## SET EXERCISE
List all the lines in these records that hold "sciroppo".
________________
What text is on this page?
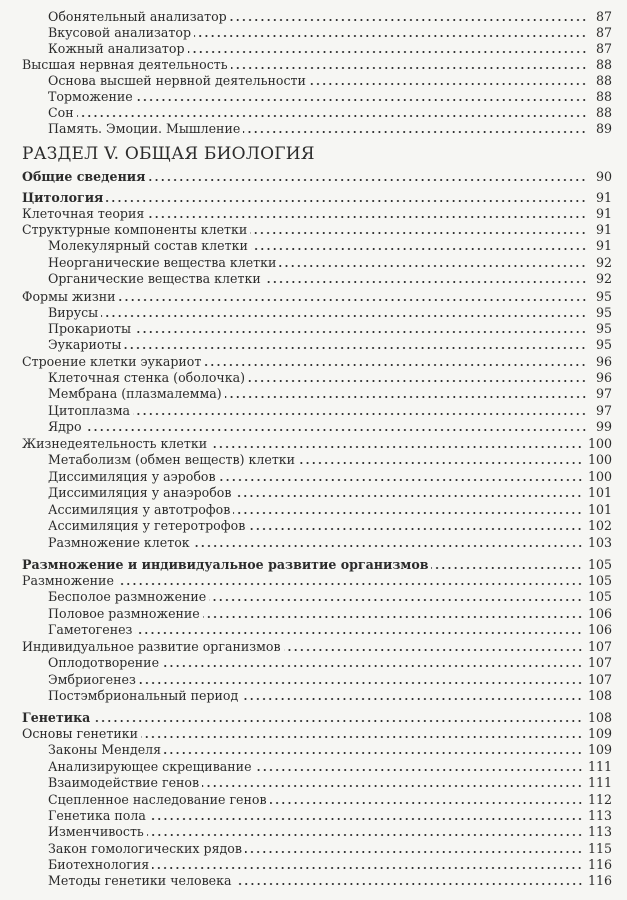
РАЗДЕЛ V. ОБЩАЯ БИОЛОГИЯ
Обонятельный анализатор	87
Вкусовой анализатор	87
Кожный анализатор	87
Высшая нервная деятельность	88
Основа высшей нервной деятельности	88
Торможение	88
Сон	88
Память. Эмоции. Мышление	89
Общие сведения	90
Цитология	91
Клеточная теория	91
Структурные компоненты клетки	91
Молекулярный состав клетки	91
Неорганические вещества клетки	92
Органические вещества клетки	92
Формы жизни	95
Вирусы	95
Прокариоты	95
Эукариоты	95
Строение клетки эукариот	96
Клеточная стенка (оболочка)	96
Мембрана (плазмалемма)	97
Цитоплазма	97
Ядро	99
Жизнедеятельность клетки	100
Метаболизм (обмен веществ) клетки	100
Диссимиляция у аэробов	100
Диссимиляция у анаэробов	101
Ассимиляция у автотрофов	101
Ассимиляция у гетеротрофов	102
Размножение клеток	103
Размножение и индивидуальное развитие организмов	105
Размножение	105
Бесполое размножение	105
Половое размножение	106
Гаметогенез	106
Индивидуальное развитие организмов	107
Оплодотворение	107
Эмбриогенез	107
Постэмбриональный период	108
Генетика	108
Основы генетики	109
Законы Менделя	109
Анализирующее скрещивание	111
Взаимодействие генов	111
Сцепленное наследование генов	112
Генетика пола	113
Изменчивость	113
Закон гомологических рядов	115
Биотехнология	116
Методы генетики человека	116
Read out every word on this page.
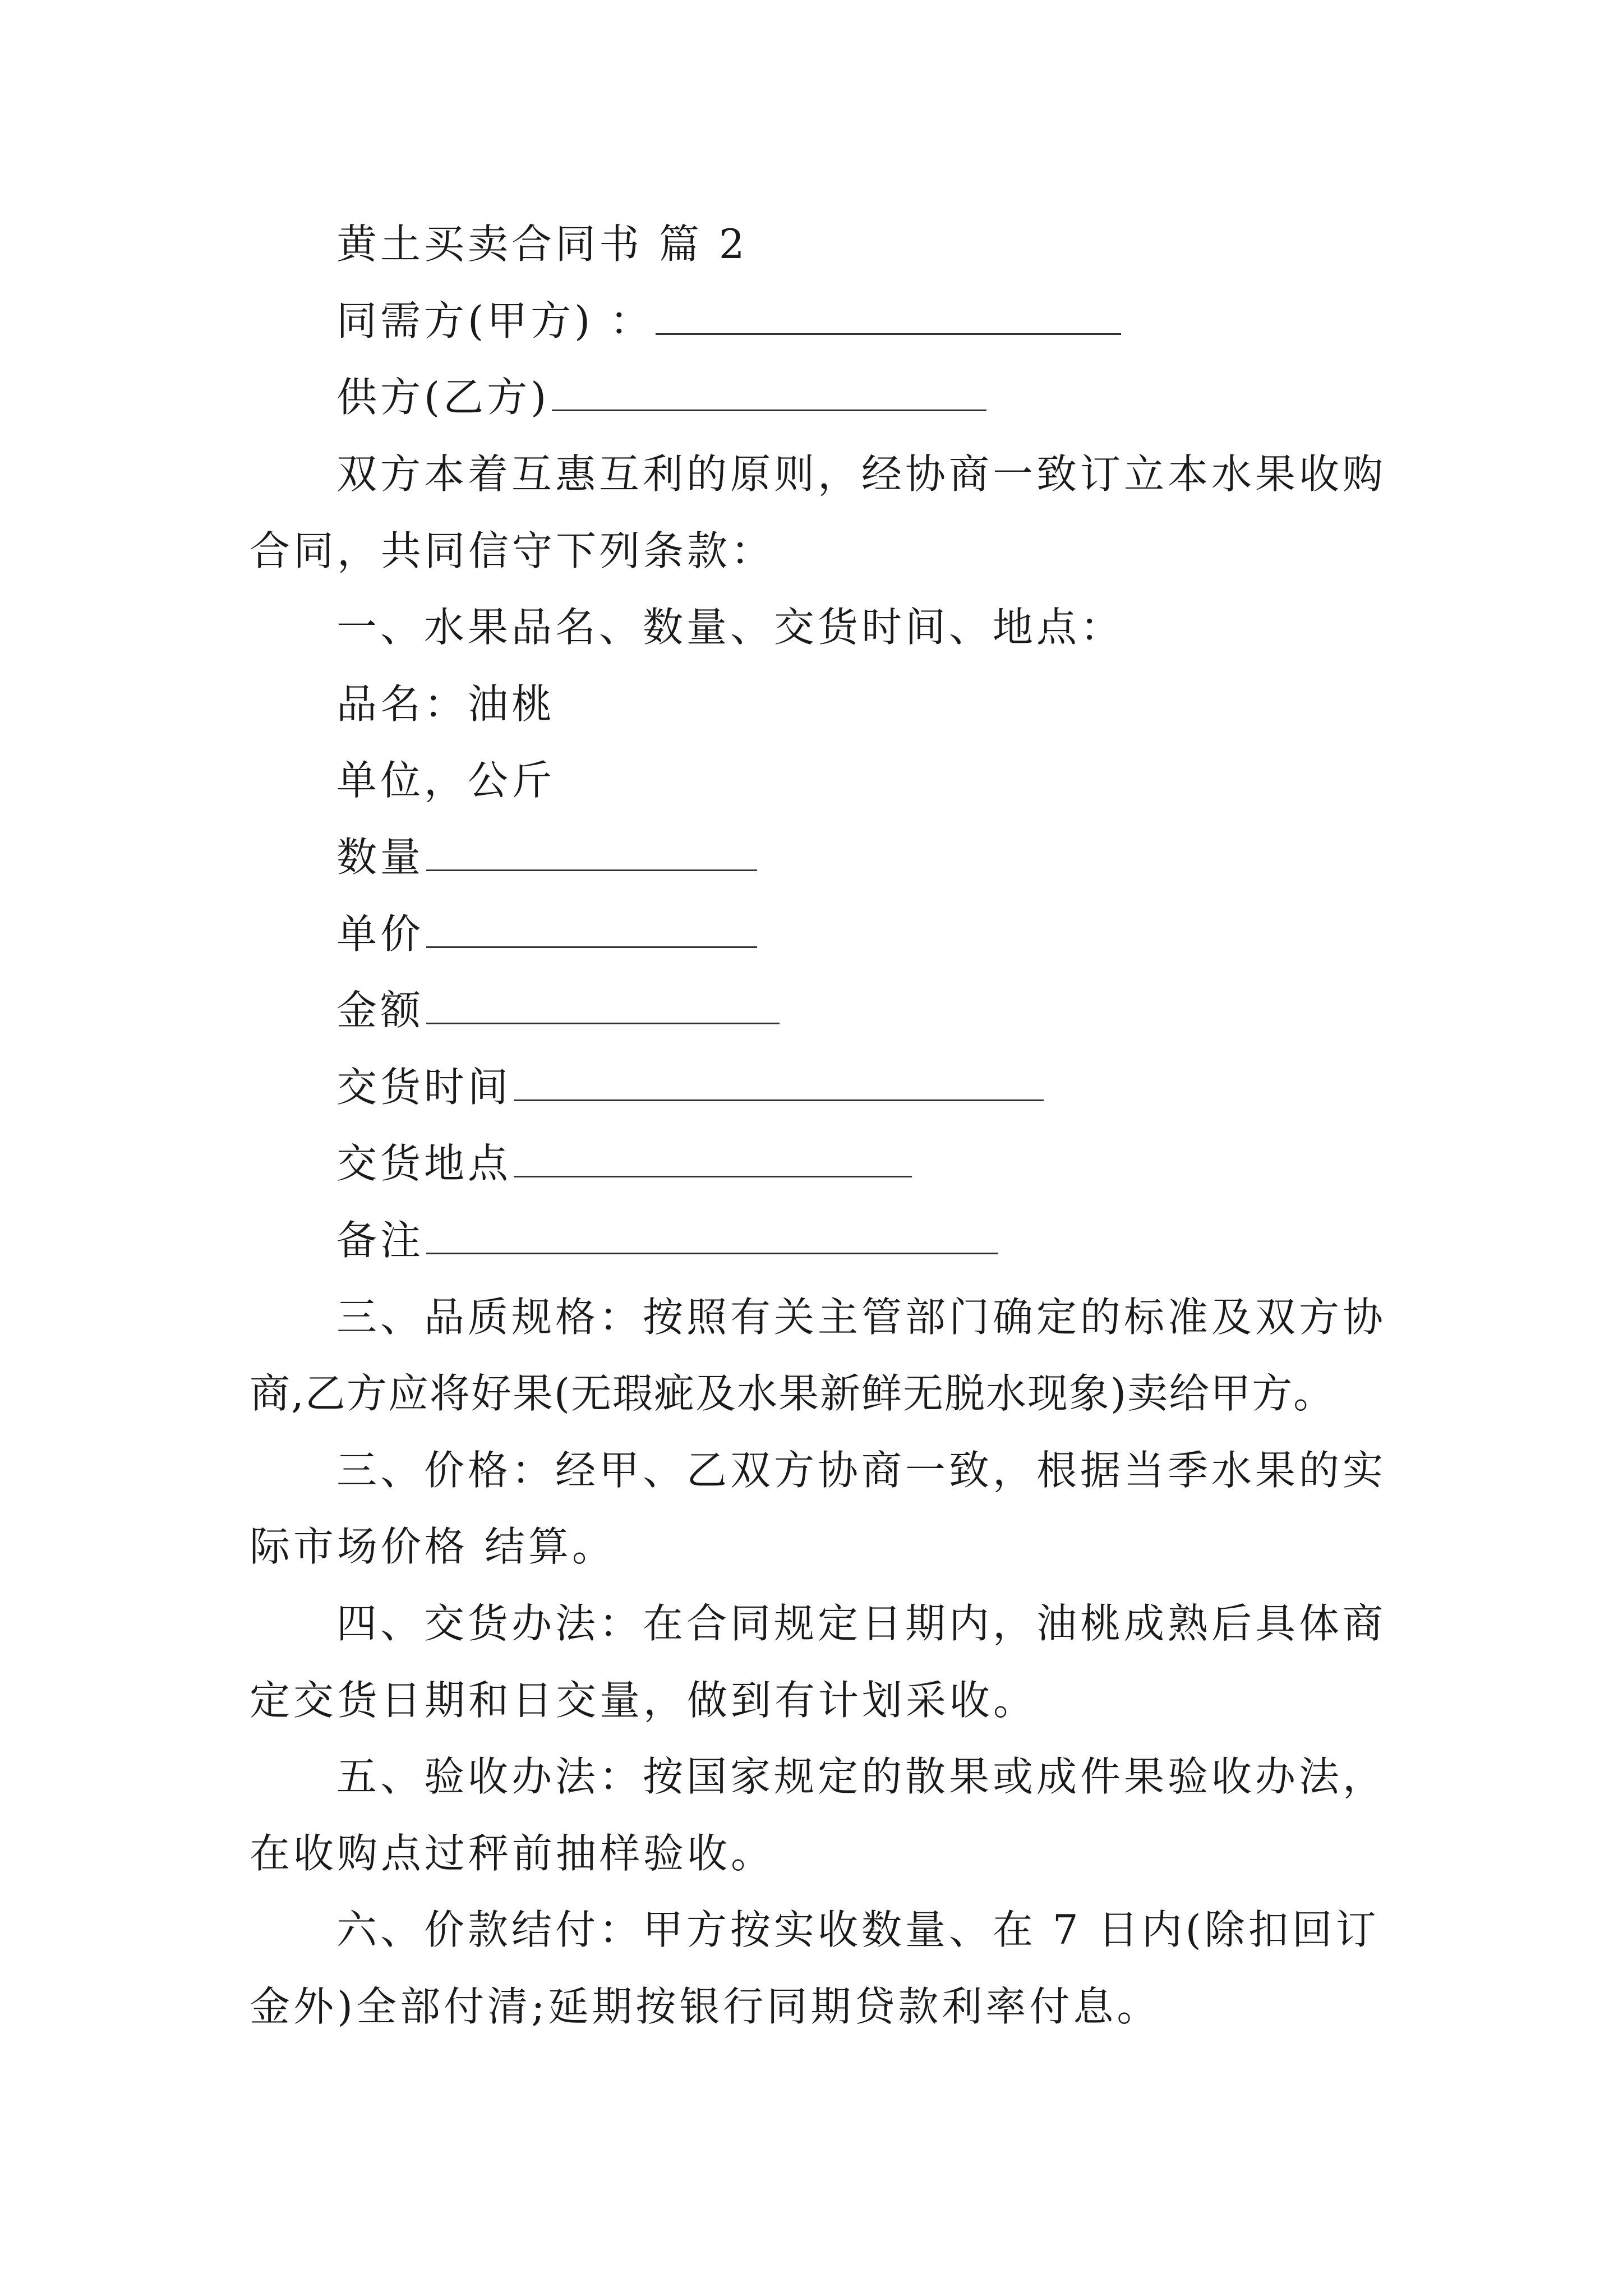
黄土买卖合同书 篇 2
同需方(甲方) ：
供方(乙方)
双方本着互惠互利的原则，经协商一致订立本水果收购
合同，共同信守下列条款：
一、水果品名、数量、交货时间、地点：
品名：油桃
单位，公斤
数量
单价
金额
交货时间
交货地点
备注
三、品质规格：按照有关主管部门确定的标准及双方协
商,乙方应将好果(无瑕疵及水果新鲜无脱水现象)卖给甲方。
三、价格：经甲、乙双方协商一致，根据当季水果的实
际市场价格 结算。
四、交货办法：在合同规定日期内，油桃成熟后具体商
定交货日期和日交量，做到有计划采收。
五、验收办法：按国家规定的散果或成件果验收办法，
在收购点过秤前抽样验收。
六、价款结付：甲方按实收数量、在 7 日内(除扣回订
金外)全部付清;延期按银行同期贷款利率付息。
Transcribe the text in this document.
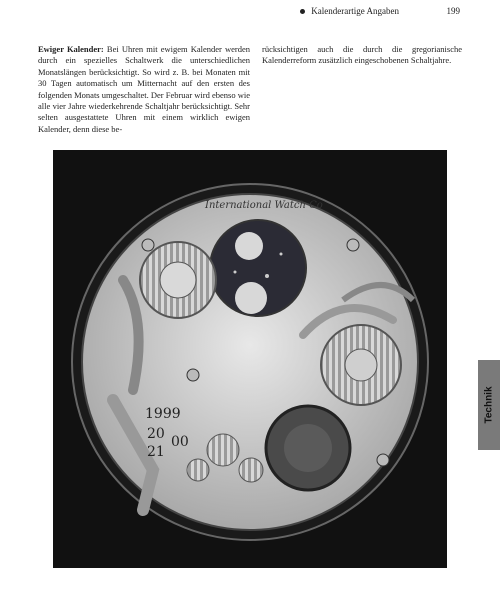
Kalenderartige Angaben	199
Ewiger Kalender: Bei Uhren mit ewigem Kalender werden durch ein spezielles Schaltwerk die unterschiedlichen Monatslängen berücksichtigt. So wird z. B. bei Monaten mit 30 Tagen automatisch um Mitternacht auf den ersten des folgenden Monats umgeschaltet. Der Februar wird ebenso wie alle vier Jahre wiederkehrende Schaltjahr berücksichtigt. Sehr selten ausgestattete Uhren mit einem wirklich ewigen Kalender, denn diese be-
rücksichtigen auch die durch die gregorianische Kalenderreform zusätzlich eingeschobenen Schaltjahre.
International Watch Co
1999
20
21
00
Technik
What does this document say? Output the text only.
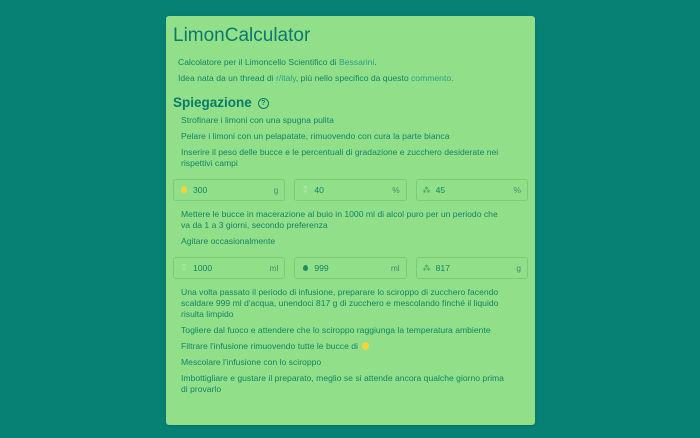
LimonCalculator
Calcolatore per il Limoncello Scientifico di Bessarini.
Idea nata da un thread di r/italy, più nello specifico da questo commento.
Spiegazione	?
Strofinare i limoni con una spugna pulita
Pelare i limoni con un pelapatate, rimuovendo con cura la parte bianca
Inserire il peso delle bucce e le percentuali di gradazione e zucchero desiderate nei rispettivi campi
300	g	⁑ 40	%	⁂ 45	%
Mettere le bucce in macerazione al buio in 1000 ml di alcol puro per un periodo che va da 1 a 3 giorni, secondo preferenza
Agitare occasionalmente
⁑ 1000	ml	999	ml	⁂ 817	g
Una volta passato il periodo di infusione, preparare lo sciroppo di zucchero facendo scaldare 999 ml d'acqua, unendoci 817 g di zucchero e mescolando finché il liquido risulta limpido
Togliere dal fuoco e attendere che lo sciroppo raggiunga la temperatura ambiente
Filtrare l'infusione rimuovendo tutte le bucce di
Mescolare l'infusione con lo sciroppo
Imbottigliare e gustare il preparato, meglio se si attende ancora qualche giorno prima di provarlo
________________
## FULL RESPONSE
Una volta passato il periodo di infusione, preparare lo sciroppo di zucchero facendo scaldare 999 ml d'acqua, unendoci 817 g di zucchero e mescolando finché il liquido risulta limpido
Togliere dal fuoco e attendere che lo sciroppo raggiunga la temperatura ambiente
Mescolare l'infusione con lo sciroppo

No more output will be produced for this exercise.